Pictures stay out of the copy; output exactly the lines from the one containing "Output a JSON object containing" through the end of the material.

Collected data entries:
#####
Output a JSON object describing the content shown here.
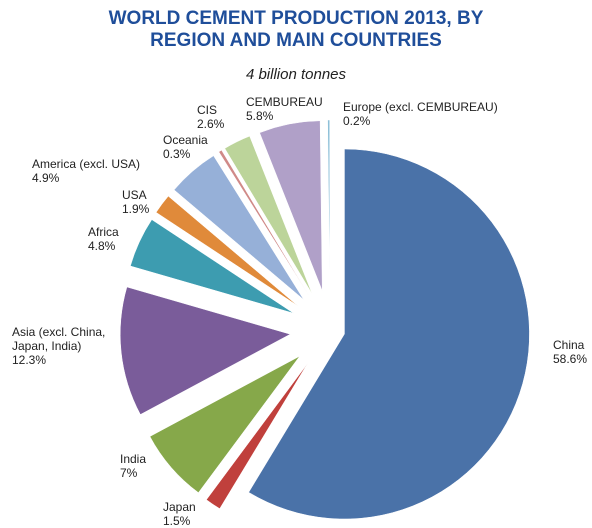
{
  "chart_data": {
    "type": "pie",
    "title": "WORLD CEMENT PRODUCTION 2013, BY REGION AND MAIN COUNTRIES",
    "subtitle": "4 billion tonnes",
    "categories": [
      "China",
      "Japan",
      "India",
      "Asia (excl. China, Japan, India)",
      "Africa",
      "USA",
      "America (excl. USA)",
      "Oceania",
      "CIS",
      "CEMBUREAU",
      "Europe (excl. CEMBUREAU)"
    ],
    "values": [
      58.6,
      1.5,
      7,
      12.3,
      4.8,
      1.9,
      4.9,
      0.3,
      2.6,
      5.8,
      0.2
    ],
    "value_labels": [
      "58.6%",
      "1.5%",
      "7%",
      "12.3%",
      "4.8%",
      "1.9%",
      "4.9%",
      "0.3%",
      "2.6%",
      "5.8%",
      "0.2%"
    ],
    "colors": [
      "#4a72a8",
      "#c0403c",
      "#86a84a",
      "#7a5c9a",
      "#3d9cb0",
      "#e08a3a",
      "#96b0d8",
      "#d08a88",
      "#bcd49a",
      "#b0a0c8",
      "#8ec0d8"
    ]
  }
}
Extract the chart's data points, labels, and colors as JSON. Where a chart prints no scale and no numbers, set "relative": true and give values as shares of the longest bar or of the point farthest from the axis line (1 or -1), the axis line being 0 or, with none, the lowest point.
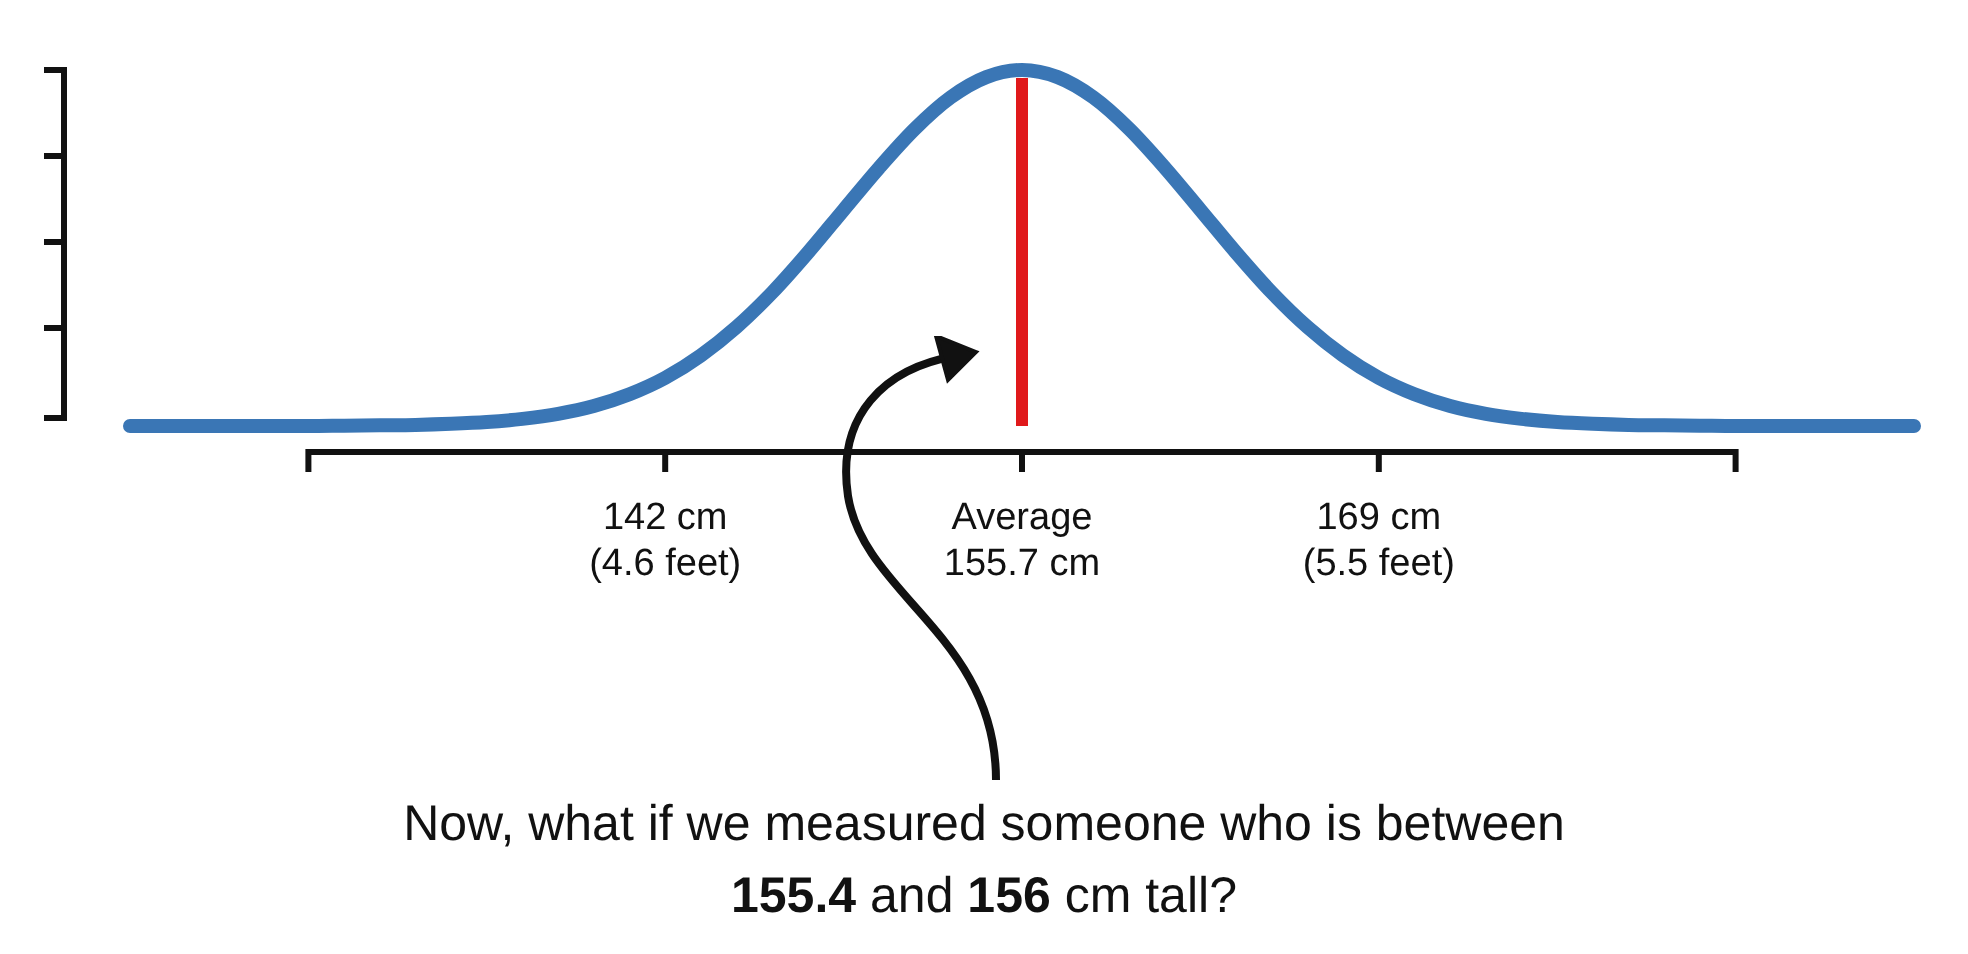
{
  "chart_data": {
    "type": "line",
    "relative": true,
    "legend": false,
    "categories": [
      null,
      null,
      null,
      null,
      null,
      null,
      null,
      null,
      null,
      null,
      null,
      null,
      null,
      null,
      null,
      "142 cm\n(4.6 feet)",
      null,
      null,
      null,
      null,
      null,
      null,
      null,
      null,
      null,
      "Average\n155.7 cm",
      null,
      null,
      null,
      null,
      null,
      null,
      null,
      null,
      null,
      "169 cm\n(5.5 feet)",
      null,
      null,
      null,
      null,
      null,
      null,
      null,
      null,
      null,
      null,
      null,
      null,
      null,
      null,
      null
    ],
    "series": [
      {
        "color": "#3a76b5",
        "values": [
          0,
          0,
          0,
          0,
          0,
          0,
          0.001,
          0.002,
          0.003,
          0.006,
          0.011,
          0.02,
          0.034,
          0.056,
          0.089,
          0.135,
          0.198,
          0.278,
          0.375,
          0.487,
          0.607,
          0.726,
          0.835,
          0.923,
          0.98,
          1,
          0.98,
          0.923,
          0.835,
          0.726,
          0.607,
          0.487,
          0.375,
          0.278,
          0.198,
          0.135,
          0.089,
          0.056,
          0.034,
          0.02,
          0.011,
          0.006,
          0.003,
          0.002,
          0.001,
          0,
          0,
          0,
          0,
          0,
          0
        ]
      }
    ],
    "ref_lines": [
      {
        "axis": "x",
        "value": "Average\n155.7 cm",
        "color": "#e0191b"
      }
    ],
    "annotations": [
      "Now, what if we measured someone who is between ",
      "155.4",
      " and ",
      "156",
      " cm tall?"
    ]
  }
}
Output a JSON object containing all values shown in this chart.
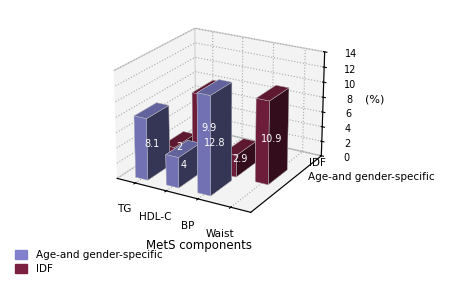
{
  "categories": [
    "TG",
    "HDL-C",
    "BP",
    "Waist"
  ],
  "age_vals": [
    8.1,
    4.0,
    12.8,
    0.0
  ],
  "idf_vals": [
    2.0,
    9.9,
    2.9,
    10.9
  ],
  "age_labels": [
    "8.1",
    "4",
    "12.8",
    ""
  ],
  "idf_labels": [
    "2",
    "9.9",
    "2.9",
    "10.9"
  ],
  "age_color": "#8080CC",
  "idf_color": "#7B2040",
  "ylabel": "(%)",
  "xlabel": "MetS components",
  "ylim": [
    0,
    14
  ],
  "yticks": [
    0,
    2,
    4,
    6,
    8,
    10,
    12,
    14
  ],
  "legend_labels": [
    "Age-and gender-specific",
    "IDF"
  ],
  "note_idf": "IDF",
  "note_age": "Age-and gender-specific",
  "elev": 22,
  "azim": -60
}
#####
■ FINISHED EXERCISE
Output a JSON object containing all values shown in this chart.
{
  "categories": [
    "TG",
    "HDL-C",
    "BP",
    "Waist"
  ],
  "age_vals": [
    8.1,
    4.0,
    12.8,
    0.0
  ],
  "idf_vals": [
    2.0,
    9.9,
    2.9,
    10.9
  ],
  "age_labels": [
    "8.1",
    "4",
    "12.8",
    ""
  ],
  "idf_labels": [
    "2",
    "9.9",
    "2.9",
    "10.9"
  ],
  "age_color": "#8080CC",
  "idf_color": "#7B2040",
  "ylabel": "(%)",
  "xlabel": "MetS components",
  "ylim": [
    0,
    14
  ],
  "yticks": [
    0,
    2,
    4,
    6,
    8,
    10,
    12,
    14
  ],
  "legend_labels": [
    "Age-and gender-specific",
    "IDF"
  ],
  "note_idf": "IDF",
  "note_age": "Age-and gender-specific",
  "elev": 22,
  "azim": -60
}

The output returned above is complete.